------ Material provided

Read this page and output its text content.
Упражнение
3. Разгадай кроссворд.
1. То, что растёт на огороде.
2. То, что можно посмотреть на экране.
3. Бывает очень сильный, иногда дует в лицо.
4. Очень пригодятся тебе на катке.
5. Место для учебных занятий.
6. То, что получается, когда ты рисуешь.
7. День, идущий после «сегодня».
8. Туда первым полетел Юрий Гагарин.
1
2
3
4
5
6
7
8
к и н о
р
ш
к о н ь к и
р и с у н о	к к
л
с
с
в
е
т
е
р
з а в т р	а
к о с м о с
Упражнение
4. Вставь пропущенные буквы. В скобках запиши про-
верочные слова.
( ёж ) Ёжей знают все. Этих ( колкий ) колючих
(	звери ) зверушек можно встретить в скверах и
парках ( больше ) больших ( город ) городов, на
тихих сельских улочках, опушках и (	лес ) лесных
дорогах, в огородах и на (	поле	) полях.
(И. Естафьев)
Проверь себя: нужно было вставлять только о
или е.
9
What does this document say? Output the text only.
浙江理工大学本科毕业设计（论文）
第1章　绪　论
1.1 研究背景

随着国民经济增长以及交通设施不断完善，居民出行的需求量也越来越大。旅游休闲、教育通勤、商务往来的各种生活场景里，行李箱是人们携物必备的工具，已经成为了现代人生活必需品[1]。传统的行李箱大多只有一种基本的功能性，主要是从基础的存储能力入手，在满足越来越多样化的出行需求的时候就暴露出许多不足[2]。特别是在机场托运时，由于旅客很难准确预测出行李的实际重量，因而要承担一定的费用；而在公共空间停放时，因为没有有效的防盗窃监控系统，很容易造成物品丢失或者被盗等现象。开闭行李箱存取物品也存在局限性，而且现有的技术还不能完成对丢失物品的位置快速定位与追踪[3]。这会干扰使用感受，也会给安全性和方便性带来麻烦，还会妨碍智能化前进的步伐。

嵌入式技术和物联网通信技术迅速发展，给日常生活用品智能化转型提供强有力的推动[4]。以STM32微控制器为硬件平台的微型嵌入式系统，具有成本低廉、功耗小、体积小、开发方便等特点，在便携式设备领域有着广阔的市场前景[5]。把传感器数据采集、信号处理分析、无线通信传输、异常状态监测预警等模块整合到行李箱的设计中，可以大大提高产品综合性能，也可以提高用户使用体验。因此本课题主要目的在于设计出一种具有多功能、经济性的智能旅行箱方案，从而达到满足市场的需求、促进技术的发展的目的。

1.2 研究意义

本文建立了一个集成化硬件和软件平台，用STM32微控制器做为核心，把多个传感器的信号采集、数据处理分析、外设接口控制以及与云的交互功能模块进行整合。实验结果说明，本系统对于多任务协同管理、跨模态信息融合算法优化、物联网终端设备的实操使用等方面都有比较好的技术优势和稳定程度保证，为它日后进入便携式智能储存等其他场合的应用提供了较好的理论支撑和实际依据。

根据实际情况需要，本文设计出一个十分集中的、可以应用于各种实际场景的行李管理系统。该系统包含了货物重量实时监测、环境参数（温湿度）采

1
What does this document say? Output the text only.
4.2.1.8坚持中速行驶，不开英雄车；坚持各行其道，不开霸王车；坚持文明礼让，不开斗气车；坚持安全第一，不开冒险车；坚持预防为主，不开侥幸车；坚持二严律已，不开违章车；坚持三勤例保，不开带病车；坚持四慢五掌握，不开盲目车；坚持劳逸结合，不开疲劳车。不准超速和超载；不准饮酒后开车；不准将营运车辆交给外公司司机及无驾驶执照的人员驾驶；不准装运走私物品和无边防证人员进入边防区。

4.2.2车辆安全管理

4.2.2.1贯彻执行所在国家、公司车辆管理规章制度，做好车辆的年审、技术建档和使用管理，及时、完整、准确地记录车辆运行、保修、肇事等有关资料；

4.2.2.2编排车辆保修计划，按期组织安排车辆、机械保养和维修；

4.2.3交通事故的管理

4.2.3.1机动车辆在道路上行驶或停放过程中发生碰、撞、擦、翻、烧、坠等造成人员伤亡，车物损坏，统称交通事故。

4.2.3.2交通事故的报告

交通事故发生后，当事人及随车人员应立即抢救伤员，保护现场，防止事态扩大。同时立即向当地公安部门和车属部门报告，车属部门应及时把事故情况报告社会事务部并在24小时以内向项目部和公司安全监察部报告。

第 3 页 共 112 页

------------

**Instructions for the task**
Repeat the preceding lines exactly, please, every one of them.

**Task result**
Read this page and output its text content.
Упражнение
3. Разгадай кроссворд.
1. То, что растёт на огороде.
2. То, что можно посмотреть на экране.
3. Бывает очень сильный, иногда дует в лицо.
4. Очень пригодятся тебе на катке.
5. Место для учебных занятий.
6. То, что получается, когда ты рисуешь.
7. День, идущий после «сегодня».
8. Туда первым полетел Юрий Гагарин.
1
2
3
4
5
6
7
8
к и н о
р
ш
к о н ь к и
р и с у н о	к к
л
с
с
в
е
т
е
р
з а в т р	а
к о с м о с
Упражнение
4. Вставь пропущенные буквы. В скобках запиши про-
верочные слова.
( ёж ) Ёжей знают все. Этих ( колкий ) колючих
(	звери ) зверушек можно встретить в скверах и
парках ( больше ) больших ( город ) городов, на
тихих сельских улочках, опушках и (	лес ) лесных
дорогах, в огородах и на (	поле	) полях.
(И. Естафьев)
Проверь себя: нужно было вставлять только о
или е.
9
What does this document say? Output the text only.
浙江理工大学本科毕业设计（论文）
第1章　绪　论
1.1 研究背景

随着国民经济增长以及交通设施不断完善，居民出行的需求量也越来越大。旅游休闲、教育通勤、商务往来的各种生活场景里，行李箱是人们携物必备的工具，已经成为了现代人生活必需品[1]。传统的行李箱大多只有一种基本的功能性，主要是从基础的存储能力入手，在满足越来越多样化的出行需求的时候就暴露出许多不足[2]。特别是在机场托运时，由于旅客很难准确预测出行李的实际重量，因而要承担一定的费用；而在公共空间停放时，因为没有有效的防盗窃监控系统，很容易造成物品丢失或者被盗等现象。开闭行李箱存取物品也存在局限性，而且现有的技术还不能完成对丢失物品的位置快速定位与追踪[3]。这会干扰使用感受，也会给安全性和方便性带来麻烦，还会妨碍智能化前进的步伐。

嵌入式技术和物联网通信技术迅速发展，给日常生活用品智能化转型提供强有力的推动[4]。以STM32微控制器为硬件平台的微型嵌入式系统，具有成本低廉、功耗小、体积小、开发方便等特点，在便携式设备领域有着广阔的市场前景[5]。把传感器数据采集、信号处理分析、无线通信传输、异常状态监测预警等模块整合到行李箱的设计中，可以大大提高产品综合性能，也可以提高用户使用体验。因此本课题主要目的在于设计出一种具有多功能、经济性的智能旅行箱方案，从而达到满足市场的需求、促进技术的发展的目的。

1.2 研究意义

本文建立了一个集成化硬件和软件平台，用STM32微控制器做为核心，把多个传感器的信号采集、数据处理分析、外设接口控制以及与云的交互功能模块进行整合。实验结果说明，本系统对于多任务协同管理、跨模态信息融合算法优化、物联网终端设备的实操使用等方面都有比较好的技术优势和稳定程度保证，为它日后进入便携式智能储存等其他场合的应用提供了较好的理论支撑和实际依据。

根据实际情况需要，本文设计出一个十分集中的、可以应用于各种实际场景的行李管理系统。该系统包含了货物重量实时监测、环境参数（温湿度）采

1
What does this document say? Output the text only.
4.2.1.8坚持中速行驶，不开英雄车；坚持各行其道，不开霸王车；坚持文明礼让，不开斗气车；坚持安全第一，不开冒险车；坚持预防为主，不开侥幸车；坚持二严律已，不开违章车；坚持三勤例保，不开带病车；坚持四慢五掌握，不开盲目车；坚持劳逸结合，不开疲劳车。不准超速和超载；不准饮酒后开车；不准将营运车辆交给外公司司机及无驾驶执照的人员驾驶；不准装运走私物品和无边防证人员进入边防区。

4.2.2车辆安全管理

4.2.2.1贯彻执行所在国家、公司车辆管理规章制度，做好车辆的年审、技术建档和使用管理，及时、完整、准确地记录车辆运行、保修、肇事等有关资料；

4.2.2.2编排车辆保修计划，按期组织安排车辆、机械保养和维修；

4.2.3交通事故的管理

4.2.3.1机动车辆在道路上行驶或停放过程中发生碰、撞、擦、翻、烧、坠等造成人员伤亡，车物损坏，统称交通事故。

4.2.3.2交通事故的报告

交通事故发生后，当事人及随车人员应立即抢救伤员，保护现场，防止事态扩大。同时立即向当地公安部门和车属部门报告，车属部门应及时把事故情况报告社会事务部并在24小时以内向项目部和公司安全监察部报告。

第 3 页 共 112 页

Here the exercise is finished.